▶ [PROBLEM DETAILS]: Pull out every line of the data from its first line through the line that contains "weight-cell: 10% (325, 183, 355, 200)", both included, and reproduce them unchanged.

▶ [EXERCISE MATERIAL]:
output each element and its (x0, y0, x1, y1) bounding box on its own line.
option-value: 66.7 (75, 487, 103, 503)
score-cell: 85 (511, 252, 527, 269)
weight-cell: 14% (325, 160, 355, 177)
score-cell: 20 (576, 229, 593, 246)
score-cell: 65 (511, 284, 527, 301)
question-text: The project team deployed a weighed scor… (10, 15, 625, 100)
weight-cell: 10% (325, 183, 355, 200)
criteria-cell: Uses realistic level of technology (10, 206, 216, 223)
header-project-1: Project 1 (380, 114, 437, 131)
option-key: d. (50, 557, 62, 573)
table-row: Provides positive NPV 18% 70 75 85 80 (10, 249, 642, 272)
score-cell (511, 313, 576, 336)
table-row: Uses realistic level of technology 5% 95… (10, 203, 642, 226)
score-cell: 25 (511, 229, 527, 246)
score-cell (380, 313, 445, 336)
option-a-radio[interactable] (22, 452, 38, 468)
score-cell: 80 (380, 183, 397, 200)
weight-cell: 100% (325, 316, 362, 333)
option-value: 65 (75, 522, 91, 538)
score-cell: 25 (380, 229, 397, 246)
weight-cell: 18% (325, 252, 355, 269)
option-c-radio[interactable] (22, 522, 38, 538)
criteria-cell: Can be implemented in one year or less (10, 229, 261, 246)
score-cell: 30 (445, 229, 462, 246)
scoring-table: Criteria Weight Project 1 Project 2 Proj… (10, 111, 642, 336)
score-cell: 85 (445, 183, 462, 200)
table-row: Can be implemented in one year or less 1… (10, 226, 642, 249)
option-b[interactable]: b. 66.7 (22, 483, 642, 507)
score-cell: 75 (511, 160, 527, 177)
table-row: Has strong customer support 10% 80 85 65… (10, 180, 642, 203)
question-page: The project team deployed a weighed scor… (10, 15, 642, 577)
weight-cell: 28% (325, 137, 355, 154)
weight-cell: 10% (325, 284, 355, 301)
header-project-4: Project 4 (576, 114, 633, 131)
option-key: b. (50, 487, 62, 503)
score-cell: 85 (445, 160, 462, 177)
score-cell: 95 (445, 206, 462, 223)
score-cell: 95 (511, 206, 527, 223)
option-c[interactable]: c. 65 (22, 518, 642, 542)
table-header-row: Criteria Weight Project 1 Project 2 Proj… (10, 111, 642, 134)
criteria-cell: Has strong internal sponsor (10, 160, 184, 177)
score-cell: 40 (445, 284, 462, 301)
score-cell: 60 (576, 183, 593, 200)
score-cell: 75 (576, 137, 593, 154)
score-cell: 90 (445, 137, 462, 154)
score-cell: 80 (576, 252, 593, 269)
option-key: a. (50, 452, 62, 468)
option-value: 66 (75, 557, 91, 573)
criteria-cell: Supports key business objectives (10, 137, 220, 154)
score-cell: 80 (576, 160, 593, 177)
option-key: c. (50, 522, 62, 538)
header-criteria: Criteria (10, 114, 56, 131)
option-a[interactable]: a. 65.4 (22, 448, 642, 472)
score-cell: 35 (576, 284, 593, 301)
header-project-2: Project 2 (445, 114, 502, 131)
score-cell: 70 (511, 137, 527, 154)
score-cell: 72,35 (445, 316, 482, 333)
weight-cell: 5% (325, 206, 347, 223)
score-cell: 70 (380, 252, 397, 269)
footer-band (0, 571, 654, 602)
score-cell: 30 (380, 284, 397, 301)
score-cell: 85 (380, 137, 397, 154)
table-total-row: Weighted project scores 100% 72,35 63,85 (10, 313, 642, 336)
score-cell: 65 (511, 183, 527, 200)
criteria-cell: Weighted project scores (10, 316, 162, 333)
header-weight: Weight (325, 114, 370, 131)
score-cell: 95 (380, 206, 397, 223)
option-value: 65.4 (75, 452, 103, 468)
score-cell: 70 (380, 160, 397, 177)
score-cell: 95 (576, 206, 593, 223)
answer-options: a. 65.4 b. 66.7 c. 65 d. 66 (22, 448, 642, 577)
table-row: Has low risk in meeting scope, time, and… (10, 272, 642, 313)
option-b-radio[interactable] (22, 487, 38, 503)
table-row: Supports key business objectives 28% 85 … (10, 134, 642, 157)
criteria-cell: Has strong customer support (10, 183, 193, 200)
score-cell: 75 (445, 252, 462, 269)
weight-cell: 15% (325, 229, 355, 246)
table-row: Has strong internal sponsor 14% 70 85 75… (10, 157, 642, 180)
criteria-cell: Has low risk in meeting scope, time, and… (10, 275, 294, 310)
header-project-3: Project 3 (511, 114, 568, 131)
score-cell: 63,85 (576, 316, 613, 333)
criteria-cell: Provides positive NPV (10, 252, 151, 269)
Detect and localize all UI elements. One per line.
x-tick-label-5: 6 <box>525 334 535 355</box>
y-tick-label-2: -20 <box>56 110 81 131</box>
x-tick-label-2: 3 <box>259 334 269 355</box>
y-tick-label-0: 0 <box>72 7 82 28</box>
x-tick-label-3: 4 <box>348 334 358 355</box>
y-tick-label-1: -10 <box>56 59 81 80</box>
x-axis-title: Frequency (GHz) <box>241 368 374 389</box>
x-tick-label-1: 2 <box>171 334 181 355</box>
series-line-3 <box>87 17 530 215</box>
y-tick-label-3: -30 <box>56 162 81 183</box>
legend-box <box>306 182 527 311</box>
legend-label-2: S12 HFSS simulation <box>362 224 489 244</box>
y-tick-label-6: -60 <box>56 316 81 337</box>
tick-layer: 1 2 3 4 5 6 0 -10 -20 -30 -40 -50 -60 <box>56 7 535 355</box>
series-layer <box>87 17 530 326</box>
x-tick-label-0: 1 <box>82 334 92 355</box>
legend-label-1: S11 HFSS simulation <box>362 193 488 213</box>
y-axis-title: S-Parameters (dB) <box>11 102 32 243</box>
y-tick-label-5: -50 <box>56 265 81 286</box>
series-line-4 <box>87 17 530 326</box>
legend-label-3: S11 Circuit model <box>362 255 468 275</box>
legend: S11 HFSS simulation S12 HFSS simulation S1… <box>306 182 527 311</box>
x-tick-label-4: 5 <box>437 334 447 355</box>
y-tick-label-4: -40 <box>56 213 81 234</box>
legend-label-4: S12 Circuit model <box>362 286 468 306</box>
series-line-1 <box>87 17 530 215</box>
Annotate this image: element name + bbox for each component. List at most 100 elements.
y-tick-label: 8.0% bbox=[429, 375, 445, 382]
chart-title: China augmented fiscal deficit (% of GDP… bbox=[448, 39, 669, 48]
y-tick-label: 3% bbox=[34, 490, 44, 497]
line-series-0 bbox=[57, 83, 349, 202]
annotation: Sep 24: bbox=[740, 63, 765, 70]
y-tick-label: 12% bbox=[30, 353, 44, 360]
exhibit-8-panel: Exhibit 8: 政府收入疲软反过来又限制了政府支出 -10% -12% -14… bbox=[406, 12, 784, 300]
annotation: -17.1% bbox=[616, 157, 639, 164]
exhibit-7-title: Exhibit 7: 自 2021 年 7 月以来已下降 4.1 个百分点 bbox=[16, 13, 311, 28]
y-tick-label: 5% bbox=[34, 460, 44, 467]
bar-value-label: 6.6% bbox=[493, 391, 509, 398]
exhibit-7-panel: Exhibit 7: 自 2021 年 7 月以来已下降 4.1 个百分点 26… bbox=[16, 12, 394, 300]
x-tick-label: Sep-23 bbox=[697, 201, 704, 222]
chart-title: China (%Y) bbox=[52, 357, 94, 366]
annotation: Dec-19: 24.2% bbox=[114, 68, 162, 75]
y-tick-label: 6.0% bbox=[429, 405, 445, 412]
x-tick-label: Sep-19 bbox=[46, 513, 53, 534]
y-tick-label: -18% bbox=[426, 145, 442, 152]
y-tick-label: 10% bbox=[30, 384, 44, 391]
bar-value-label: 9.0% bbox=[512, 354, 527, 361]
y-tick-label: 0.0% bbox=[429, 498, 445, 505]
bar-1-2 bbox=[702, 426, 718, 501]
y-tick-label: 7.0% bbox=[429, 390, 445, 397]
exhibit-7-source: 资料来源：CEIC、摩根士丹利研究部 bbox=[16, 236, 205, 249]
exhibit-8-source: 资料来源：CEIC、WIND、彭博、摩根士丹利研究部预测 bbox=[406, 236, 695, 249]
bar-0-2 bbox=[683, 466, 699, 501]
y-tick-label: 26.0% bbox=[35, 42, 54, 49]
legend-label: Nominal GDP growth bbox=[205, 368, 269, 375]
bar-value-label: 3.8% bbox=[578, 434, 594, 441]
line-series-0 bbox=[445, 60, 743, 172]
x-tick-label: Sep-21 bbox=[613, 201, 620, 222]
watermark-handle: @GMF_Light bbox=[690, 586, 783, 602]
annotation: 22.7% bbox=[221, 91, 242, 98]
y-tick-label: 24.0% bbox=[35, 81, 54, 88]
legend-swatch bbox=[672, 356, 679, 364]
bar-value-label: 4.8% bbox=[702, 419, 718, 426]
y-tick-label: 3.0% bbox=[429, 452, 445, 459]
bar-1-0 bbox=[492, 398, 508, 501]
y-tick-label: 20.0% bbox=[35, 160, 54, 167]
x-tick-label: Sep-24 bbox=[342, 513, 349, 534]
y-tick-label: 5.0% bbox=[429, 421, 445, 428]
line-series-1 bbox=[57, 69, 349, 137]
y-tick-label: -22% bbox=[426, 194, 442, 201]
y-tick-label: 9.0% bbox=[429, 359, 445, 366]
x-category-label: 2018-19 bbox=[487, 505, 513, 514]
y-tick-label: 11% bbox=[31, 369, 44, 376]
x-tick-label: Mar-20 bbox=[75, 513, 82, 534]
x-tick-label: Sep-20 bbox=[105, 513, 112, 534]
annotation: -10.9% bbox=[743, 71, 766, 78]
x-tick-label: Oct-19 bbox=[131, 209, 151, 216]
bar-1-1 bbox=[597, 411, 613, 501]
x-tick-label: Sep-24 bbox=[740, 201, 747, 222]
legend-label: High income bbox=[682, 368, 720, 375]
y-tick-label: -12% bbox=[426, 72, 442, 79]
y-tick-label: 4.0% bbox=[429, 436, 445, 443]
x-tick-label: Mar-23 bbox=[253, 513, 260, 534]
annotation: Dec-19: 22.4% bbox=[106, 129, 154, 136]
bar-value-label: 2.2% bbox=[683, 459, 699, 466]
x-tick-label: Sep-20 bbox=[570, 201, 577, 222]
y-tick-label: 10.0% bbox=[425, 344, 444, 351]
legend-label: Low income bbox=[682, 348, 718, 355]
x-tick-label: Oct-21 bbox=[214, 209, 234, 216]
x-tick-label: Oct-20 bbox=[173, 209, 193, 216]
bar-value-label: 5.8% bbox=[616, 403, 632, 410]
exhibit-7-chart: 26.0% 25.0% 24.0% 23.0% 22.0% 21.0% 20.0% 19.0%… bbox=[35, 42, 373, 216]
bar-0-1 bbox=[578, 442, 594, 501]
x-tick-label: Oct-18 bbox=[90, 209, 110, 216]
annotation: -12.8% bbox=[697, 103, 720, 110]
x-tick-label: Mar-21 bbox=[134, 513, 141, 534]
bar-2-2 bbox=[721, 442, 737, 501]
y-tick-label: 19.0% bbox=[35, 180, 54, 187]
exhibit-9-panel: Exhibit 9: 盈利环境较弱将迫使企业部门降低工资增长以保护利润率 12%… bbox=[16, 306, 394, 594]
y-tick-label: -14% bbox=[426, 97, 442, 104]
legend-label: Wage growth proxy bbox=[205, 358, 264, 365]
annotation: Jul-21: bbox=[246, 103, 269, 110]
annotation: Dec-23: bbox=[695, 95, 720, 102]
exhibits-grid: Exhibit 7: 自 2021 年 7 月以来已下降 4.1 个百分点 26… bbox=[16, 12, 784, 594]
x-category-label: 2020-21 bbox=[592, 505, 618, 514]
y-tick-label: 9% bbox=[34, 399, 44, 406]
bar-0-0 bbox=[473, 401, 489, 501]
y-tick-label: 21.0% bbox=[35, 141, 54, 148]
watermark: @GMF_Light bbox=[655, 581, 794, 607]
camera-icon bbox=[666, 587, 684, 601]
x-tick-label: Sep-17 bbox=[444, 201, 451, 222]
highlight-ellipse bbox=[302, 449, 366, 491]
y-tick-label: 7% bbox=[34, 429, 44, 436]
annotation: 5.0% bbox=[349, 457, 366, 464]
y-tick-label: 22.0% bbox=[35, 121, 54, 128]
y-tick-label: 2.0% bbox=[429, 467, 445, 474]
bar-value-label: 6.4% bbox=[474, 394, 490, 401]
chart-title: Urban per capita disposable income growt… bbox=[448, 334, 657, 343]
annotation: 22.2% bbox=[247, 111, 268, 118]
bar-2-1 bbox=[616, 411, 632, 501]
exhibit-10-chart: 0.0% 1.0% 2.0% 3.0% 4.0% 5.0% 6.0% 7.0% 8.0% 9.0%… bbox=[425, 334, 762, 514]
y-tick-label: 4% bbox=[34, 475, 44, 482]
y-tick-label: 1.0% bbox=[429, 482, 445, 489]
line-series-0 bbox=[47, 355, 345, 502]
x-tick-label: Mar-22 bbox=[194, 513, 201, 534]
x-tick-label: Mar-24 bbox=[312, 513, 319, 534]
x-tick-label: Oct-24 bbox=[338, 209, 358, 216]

▶ [CORRECT ANSWER]:
output each element and its (x0, y0, x1, y1) bounding box on its own line.
option-value: 66.7 (75, 487, 103, 503)
score-cell: 85 (511, 252, 527, 269)
weight-cell: 14% (325, 160, 355, 177)
score-cell: 20 (576, 229, 593, 246)
score-cell: 65 (511, 284, 527, 301)
question-text: The project team deployed a weighed scor… (10, 15, 625, 100)
weight-cell: 10% (325, 183, 355, 200)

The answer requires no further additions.